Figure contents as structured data
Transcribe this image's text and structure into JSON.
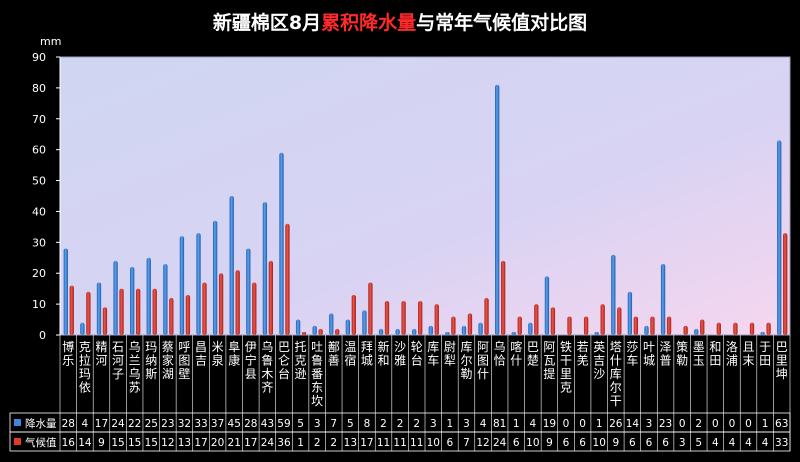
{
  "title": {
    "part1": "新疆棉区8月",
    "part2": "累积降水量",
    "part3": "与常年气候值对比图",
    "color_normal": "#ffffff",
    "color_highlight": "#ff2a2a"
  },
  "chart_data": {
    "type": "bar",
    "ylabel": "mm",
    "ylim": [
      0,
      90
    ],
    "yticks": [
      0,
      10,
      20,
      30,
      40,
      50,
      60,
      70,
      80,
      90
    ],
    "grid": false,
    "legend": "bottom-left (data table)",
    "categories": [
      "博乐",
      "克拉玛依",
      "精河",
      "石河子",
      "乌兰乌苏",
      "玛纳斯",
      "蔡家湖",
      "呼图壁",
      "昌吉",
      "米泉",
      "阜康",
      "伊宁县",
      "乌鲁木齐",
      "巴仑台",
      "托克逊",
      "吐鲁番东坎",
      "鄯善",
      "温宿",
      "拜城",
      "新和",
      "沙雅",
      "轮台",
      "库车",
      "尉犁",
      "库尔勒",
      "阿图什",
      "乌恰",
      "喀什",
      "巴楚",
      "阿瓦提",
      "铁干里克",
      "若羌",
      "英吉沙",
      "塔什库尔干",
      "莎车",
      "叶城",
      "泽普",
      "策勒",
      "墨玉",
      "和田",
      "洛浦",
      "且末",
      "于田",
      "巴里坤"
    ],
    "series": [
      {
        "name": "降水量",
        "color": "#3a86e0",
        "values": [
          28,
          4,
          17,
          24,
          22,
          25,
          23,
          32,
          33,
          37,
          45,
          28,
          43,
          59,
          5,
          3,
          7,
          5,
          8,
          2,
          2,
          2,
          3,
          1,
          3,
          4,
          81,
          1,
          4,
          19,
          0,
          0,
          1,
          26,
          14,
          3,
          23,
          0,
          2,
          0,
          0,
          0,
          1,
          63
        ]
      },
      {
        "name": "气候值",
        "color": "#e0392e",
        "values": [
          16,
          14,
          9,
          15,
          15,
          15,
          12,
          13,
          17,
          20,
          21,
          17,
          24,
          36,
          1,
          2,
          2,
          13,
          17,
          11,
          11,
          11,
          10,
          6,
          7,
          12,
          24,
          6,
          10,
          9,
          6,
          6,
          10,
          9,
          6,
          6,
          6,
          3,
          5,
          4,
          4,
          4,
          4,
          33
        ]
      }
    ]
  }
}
---
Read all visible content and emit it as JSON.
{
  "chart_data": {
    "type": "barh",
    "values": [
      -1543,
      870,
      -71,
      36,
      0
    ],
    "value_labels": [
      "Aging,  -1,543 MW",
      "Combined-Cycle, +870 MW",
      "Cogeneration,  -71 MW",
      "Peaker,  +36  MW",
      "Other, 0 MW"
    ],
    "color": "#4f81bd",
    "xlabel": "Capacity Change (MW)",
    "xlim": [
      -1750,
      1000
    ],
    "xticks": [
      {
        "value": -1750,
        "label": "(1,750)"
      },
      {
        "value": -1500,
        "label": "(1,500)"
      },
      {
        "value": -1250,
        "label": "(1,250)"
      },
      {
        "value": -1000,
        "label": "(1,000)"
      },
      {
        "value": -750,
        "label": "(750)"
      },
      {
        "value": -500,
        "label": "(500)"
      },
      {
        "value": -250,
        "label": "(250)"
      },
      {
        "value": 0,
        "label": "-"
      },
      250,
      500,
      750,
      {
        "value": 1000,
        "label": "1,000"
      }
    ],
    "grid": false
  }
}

# [What is asked]
Count the lines of the material that include the word "JSON", then report only the total.

# [Worked solution]
2